Rows from a layout dataset:
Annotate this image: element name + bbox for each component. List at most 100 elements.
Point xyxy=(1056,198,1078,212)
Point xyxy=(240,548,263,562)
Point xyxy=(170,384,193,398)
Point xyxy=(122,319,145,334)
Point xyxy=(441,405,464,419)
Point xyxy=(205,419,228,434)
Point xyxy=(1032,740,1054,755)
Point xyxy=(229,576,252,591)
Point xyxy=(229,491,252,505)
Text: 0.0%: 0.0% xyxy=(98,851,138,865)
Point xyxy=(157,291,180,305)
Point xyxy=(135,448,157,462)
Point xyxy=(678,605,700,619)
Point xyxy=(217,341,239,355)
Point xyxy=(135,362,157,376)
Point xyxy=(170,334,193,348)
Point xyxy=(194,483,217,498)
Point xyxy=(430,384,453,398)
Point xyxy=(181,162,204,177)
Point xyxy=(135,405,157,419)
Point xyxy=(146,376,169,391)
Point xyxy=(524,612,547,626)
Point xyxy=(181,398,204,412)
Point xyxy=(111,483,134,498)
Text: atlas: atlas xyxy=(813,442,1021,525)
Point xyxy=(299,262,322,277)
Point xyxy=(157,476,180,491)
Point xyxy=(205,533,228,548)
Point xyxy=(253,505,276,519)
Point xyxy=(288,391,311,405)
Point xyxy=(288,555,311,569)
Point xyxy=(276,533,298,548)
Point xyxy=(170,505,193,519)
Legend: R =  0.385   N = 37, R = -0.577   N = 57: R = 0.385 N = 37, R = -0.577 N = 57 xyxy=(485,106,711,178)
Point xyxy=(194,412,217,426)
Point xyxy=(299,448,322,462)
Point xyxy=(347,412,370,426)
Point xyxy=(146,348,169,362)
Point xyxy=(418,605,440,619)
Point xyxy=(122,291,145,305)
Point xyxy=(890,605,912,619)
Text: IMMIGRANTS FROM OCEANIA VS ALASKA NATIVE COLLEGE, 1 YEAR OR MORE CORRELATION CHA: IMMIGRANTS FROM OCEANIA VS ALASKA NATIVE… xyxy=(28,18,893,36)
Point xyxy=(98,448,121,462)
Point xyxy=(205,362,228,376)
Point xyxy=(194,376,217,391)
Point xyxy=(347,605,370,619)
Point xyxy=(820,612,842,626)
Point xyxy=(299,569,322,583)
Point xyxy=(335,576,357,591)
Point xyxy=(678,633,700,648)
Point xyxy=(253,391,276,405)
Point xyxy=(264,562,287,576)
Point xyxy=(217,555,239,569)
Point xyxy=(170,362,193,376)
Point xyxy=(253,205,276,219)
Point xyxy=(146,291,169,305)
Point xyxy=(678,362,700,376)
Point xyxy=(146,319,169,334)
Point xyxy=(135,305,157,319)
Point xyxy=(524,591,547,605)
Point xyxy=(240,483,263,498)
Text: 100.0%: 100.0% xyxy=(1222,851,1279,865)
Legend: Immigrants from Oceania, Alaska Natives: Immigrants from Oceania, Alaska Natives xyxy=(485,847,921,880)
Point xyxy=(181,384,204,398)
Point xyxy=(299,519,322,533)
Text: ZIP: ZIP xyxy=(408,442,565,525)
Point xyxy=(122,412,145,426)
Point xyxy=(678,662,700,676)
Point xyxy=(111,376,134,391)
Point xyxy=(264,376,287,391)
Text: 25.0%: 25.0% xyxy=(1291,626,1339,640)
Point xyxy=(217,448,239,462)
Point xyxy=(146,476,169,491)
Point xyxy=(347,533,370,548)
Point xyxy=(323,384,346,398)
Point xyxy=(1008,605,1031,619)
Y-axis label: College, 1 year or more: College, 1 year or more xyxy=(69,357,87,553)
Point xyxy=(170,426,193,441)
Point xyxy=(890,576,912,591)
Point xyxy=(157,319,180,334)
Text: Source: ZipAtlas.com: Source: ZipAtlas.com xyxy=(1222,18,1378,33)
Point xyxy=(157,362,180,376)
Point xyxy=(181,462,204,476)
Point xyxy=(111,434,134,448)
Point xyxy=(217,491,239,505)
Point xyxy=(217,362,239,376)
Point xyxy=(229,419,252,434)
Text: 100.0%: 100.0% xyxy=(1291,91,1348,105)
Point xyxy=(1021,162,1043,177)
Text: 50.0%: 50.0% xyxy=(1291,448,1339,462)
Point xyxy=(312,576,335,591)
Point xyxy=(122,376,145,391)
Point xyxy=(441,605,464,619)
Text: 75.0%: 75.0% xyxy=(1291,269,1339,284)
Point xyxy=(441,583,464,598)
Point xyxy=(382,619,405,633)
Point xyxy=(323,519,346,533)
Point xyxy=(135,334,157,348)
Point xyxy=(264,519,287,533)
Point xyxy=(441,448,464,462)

Short problem:
Present the entries from the start through the line containing "Point xyxy=(890,605,912,619)", inclusive, as a Markdown table with the columns "Row" and "Line". Number each row and leave out any blank lines.

Solution:
| Row | Line |
|---|---|
| 1 | Annotate this image: element name + bbox for each component. List at most 100 elements. |
| 2 | Point xyxy=(1056,198,1078,212) |
| 3 | Point xyxy=(240,548,263,562) |
| 4 | Point xyxy=(170,384,193,398) |
| 5 | Point xyxy=(122,319,145,334) |
| 6 | Point xyxy=(441,405,464,419) |
| 7 | Point xyxy=(205,419,228,434) |
| 8 | Point xyxy=(1032,740,1054,755) |
| 9 | Point xyxy=(229,576,252,591) |
| 10 | Point xyxy=(229,491,252,505) |
| 11 | Text: 0.0%: 0.0% xyxy=(98,851,138,865) |
| 12 | Point xyxy=(157,291,180,305) |
| 13 | Point xyxy=(135,448,157,462) |
| 14 | Point xyxy=(678,605,700,619) |
| 15 | Point xyxy=(217,341,239,355) |
| 16 | Point xyxy=(135,362,157,376) |
| 17 | Point xyxy=(170,334,193,348) |
| 18 | Point xyxy=(194,483,217,498) |
| 19 | Point xyxy=(430,384,453,398) |
| 20 | Point xyxy=(181,162,204,177) |
| 21 | Point xyxy=(135,405,157,419) |
| 22 | Point xyxy=(146,376,169,391) |
| 23 | Point xyxy=(524,612,547,626) |
| 24 | Point xyxy=(181,398,204,412) |
| 25 | Point xyxy=(111,483,134,498) |
| 26 | Text: atlas: atlas xyxy=(813,442,1021,525) |
| 27 | Point xyxy=(299,262,322,277) |
| 28 | Point xyxy=(157,476,180,491) |
| 29 | Point xyxy=(205,533,228,548) |
| 30 | Point xyxy=(253,505,276,519) |
| 31 | Point xyxy=(288,391,311,405) |
| 32 | Point xyxy=(288,555,311,569) |
| 33 | Point xyxy=(276,533,298,548) |
| 34 | Point xyxy=(170,505,193,519) |
| 35 | Legend: R =  0.385   N = 37, R = -0.577   N = 57: R = 0.385 N = 37, R = -0.577 N = 57 xyxy=(485,106,711,178) |
| 36 | Point xyxy=(194,412,217,426) |
| 37 | Point xyxy=(299,448,322,462) |
| 38 | Point xyxy=(347,412,370,426) |
| 39 | Point xyxy=(146,348,169,362) |
| 40 | Point xyxy=(418,605,440,619) |
| 41 | Point xyxy=(122,291,145,305) |
| 42 | Point xyxy=(890,605,912,619) |